> **Exercise prompt**: Copy out all of the material, matching it word for word.

*-*-*

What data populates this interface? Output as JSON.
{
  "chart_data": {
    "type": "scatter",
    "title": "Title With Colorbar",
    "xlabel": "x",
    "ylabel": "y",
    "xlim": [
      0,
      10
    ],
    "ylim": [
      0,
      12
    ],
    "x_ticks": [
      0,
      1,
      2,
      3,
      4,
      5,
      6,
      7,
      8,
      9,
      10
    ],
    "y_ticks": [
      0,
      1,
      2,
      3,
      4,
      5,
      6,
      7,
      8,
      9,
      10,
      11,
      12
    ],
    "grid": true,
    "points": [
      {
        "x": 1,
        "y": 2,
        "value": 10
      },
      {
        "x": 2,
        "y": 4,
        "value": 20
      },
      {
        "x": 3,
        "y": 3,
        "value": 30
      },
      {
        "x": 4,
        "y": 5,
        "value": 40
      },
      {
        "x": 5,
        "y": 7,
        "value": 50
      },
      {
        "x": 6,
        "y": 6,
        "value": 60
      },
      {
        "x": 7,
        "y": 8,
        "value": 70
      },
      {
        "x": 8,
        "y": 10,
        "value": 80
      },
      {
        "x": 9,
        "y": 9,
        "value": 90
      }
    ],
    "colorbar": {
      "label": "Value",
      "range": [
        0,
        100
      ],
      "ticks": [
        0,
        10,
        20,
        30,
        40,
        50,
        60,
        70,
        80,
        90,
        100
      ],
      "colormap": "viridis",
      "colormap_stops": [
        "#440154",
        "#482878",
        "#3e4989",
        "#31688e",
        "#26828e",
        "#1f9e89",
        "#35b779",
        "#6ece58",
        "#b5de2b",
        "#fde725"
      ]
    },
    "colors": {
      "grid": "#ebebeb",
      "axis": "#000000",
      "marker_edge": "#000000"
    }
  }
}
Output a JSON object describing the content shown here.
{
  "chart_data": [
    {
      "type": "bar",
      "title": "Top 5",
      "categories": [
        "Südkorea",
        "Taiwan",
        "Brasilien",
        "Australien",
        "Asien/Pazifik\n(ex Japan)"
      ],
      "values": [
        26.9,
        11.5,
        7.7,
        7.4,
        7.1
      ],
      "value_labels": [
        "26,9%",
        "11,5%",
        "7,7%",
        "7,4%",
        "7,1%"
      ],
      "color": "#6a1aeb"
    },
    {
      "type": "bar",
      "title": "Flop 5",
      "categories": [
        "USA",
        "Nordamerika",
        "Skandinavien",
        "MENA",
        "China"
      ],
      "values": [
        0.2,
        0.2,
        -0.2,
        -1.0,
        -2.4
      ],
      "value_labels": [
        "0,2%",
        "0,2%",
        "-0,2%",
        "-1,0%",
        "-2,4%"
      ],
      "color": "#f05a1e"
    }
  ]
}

*-*-*

> **In response**:
What data populates this interface? Output as JSON.
{
  "chart_data": {
    "type": "scatter",
    "title": "Title With Colorbar",
    "xlabel": "x",
    "ylabel": "y",
    "xlim": [
      0,
      10
    ],
    "ylim": [
      0,
      12
    ],
    "x_ticks": [
      0,
      1,
      2,
      3,
      4,
      5,
      6,
      7,
      8,
      9,
      10
    ],
    "y_ticks": [
      0,
      1,
      2,
      3,
      4,
      5,
      6,
      7,
      8,
      9,
      10,
      11,
      12
    ],
    "grid": true,
    "points": [
      {
        "x": 1,
        "y": 2,
        "value": 10
      },
      {
        "x": 2,
        "y": 4,
        "value": 20
      },
      {
        "x": 3,
        "y": 3,
        "value": 30
      },
      {
        "x": 4,
        "y": 5,
        "value": 40
      },
      {
        "x": 5,
        "y": 7,
        "value": 50
      },
      {
        "x": 6,
        "y": 6,
        "value": 60
      },
      {
        "x": 7,
        "y": 8,
        "value": 70
      },
      {
        "x": 8,
        "y": 10,
        "value": 80
      },
      {
        "x": 9,
        "y": 9,
        "value": 90
      }
    ],
    "colorbar": {
      "label": "Value",
      "range": [
        0,
        100
      ],
      "ticks": [
        0,
        10,
        20,
        30,
        40,
        50,
        60,
        70,
        80,
        90,
        100
      ],
      "colormap": "viridis",
      "colormap_stops": [
        "#440154",
        "#482878",
        "#3e4989",
        "#31688e",
        "#26828e",
        "#1f9e89",
        "#35b779",
        "#6ece58",
        "#b5de2b",
        "#fde725"
      ]
    },
    "colors": {
      "grid": "#ebebeb",
      "axis": "#000000",
      "marker_edge": "#000000"
    }
  }
}
Output a JSON object describing the content shown here.
{
  "chart_data": [
    {
      "type": "bar",
      "title": "Top 5",
      "categories": [
        "Südkorea",
        "Taiwan",
        "Brasilien",
        "Australien",
        "Asien/Pazifik\n(ex Japan)"
      ],
      "values": [
        26.9,
        11.5,
        7.7,
        7.4,
        7.1
      ],
      "value_labels": [
        "26,9%",
        "11,5%",
        "7,7%",
        "7,4%",
        "7,1%"
      ],
      "color": "#6a1aeb"
    },
    {
      "type": "bar",
      "title": "Flop 5",
      "categories": [
        "USA",
        "Nordamerika",
        "Skandinavien",
        "MENA",
        "China"
      ],
      "values": [
        0.2,
        0.2,
        -0.2,
        -1.0,
        -2.4
      ],
      "value_labels": [
        "0,2%",
        "0,2%",
        "-0,2%",
        "-1,0%",
        "-2,4%"
      ],
      "color": "#f05a1e"
    }
  ]
}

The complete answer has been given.